== Extrait du document ==

L'annonce de la fusion entre François Cuillandre, maire sortant, et la candidate de La France Insoumise (LFI), Cécile Beaudouin, a provoqué un vent d'indignation et de réactions variées. Mais au-delà de la polémique, cet accord est-il en mesure de réorienter le projet politique du maire ?
La question qui fait débat est : François Cuillandre est-il prêt à « confier les clés de la ville de Brest à Jean-Luc Mélenchon » ? La réaction des critiques, y compris celles des figures du Medef Finistère et du président de l'Université de Bretagne Occidentale, Pascal Olivard, est unanime : ils dénoncent cette alliance. Du côté de la droite, des personnalités comme Maël de Calan, président du département, et le candidat Stéphane Roudaut, embrassent une stratégie de diabolisation de cette coalition, en soulignant un prétendu éloignement des valeurs socialistes traditionnelles. Pourtant, les protagonistes assurent que cette « fusion technique » n’influera pas sur les politiques futures.

===

• Tâche à réaliser 1
Dressez la liste de toutes les personnes nommément citées dans l'extrait sur la fusion à Brest.
• Tâche à réaliser 2
Dans l'extrait sur la fusion à Brest, par quelle expression les protagonistes désignent-ils leur accord ?
• Tâche à réaliser 3
Poursuivez l'extrait sur la fusion à Brest en reprenant juste après sa dernière phrase.

== Données à examiner ==

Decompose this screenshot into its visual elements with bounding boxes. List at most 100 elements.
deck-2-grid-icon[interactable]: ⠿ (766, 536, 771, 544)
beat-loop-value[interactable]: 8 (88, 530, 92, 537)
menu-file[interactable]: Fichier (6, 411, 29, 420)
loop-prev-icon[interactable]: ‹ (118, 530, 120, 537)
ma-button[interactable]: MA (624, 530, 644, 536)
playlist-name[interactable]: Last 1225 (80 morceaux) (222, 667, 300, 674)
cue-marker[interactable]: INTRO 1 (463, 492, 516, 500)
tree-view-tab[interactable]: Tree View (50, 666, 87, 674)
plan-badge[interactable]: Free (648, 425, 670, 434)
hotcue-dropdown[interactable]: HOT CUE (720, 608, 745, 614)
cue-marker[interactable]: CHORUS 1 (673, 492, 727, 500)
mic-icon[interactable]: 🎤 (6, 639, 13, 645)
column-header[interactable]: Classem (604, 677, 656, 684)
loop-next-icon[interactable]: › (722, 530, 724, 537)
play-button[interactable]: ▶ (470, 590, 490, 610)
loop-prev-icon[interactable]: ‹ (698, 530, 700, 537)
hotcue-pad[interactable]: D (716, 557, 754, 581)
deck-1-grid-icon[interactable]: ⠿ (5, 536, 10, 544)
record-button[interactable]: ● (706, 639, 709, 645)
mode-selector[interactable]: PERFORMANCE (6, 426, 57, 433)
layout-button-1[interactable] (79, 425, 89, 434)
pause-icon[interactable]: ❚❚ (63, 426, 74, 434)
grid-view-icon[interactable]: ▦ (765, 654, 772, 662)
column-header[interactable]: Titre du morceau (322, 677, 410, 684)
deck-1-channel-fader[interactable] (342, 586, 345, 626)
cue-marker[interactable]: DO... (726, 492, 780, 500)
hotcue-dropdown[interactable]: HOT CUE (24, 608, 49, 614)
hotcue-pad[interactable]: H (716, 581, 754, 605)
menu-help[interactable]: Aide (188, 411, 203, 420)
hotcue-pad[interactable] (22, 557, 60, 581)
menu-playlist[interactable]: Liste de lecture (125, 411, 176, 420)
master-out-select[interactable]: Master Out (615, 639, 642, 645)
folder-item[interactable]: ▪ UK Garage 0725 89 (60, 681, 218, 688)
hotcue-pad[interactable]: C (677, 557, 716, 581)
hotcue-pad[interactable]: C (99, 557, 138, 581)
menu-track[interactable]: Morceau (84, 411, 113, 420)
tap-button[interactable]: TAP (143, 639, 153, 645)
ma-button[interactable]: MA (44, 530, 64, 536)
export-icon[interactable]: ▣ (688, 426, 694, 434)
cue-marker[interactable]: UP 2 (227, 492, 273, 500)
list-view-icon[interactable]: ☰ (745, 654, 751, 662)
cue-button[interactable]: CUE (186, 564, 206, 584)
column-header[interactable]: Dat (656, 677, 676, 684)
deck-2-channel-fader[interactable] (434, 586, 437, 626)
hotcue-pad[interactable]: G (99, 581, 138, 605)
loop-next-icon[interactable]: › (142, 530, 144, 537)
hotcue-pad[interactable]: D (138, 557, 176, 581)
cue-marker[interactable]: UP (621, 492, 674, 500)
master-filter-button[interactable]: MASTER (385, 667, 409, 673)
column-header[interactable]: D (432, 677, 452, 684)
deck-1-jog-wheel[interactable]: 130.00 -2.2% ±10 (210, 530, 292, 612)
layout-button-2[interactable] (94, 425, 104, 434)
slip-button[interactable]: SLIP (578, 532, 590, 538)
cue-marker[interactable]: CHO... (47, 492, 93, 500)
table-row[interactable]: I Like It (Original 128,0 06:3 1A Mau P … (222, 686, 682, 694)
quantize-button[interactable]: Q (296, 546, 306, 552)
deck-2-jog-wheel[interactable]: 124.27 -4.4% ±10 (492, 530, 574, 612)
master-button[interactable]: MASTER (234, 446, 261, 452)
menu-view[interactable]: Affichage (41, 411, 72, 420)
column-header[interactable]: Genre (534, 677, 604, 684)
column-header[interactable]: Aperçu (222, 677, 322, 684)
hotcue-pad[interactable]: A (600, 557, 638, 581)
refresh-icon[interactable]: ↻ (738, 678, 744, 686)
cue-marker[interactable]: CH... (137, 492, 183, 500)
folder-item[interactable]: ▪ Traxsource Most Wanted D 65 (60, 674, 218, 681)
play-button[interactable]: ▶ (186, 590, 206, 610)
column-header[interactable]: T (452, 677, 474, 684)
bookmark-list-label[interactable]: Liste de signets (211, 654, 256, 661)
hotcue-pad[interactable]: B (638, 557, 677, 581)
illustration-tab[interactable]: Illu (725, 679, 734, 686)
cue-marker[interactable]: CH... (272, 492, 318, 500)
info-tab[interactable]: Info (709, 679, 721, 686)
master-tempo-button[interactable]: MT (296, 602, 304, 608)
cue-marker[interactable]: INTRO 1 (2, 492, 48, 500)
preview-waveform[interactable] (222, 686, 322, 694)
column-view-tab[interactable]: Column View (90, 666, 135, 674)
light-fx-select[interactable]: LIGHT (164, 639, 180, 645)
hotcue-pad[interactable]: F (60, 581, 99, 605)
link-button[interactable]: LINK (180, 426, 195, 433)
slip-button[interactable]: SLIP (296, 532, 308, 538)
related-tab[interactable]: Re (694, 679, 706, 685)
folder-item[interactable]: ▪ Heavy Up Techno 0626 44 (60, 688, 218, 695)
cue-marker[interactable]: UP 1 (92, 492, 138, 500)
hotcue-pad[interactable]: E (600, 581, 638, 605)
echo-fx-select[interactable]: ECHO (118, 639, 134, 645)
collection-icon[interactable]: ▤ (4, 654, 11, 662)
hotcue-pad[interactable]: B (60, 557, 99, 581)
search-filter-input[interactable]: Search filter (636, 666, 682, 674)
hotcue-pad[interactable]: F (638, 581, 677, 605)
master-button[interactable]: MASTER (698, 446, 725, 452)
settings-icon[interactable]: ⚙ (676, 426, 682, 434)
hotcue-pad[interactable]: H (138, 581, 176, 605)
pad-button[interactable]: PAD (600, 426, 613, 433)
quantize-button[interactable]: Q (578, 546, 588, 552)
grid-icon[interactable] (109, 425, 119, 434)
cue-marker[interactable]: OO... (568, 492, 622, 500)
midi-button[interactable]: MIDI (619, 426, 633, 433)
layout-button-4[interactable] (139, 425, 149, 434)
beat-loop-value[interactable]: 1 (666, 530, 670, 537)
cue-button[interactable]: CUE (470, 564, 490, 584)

===

• Réponse attendue 1
François Cuillandre
Cécile Beaudouin
Jean-Luc Mélenchon
Pascal Olivard
Maël de Calan
Stéphane Roudaut

• Réponse attendue 2
Ils parlent d'une « fusion technique ».

• Réponse attendue 3
Les limites de l'accord électoral
L'objectif explicite de cet accord entre le Parti Socialiste et LFI est de neutraliser la montée de la droite. Néanmoins, les 12 conseillers LFI ne seront pas en mesure d'exercer une influence significative. Ils ne disposeront pas de postes d'adjoints, ni d'un quelconque pouvoir décisionnel au sein de la nouvelle majorité. Mathématiquement, avec 55 futurs élus, la liste victorieuse pourrait facilement conquérir près de 40 sièges, laissant une opposition minoritaire de 15 ou 16 membres, dont probablement deux du Rassemblement National.
Ainsi, il semble fort probable que François Cuillandre et ses alliés historiques détenaient la majorité absolue, pouvant ainsi appliquer leur programme, indépendamment de LFI. Des mesures telles que la création d'une police municipale pourraient voir le jour, et même le projet controversé du stade Arkéa Park est peu susceptible d'être bloqué, malgré l'opposition prévue de certains élus écologistes et insoumis.
Cet accord, perçu par certains comme un mal nécessaire, témoigne d’une réalité politique où la coalition reste fragile et dépendante des autres acteurs, y compris ceux de la métropole brestoise. Comme le rapportent plusieurs médias locaux, la gauche pourrait bien avoir déjà perdu sa mainmise sur la métropole, rendant cette alliance d’autant plus délicate à gérer.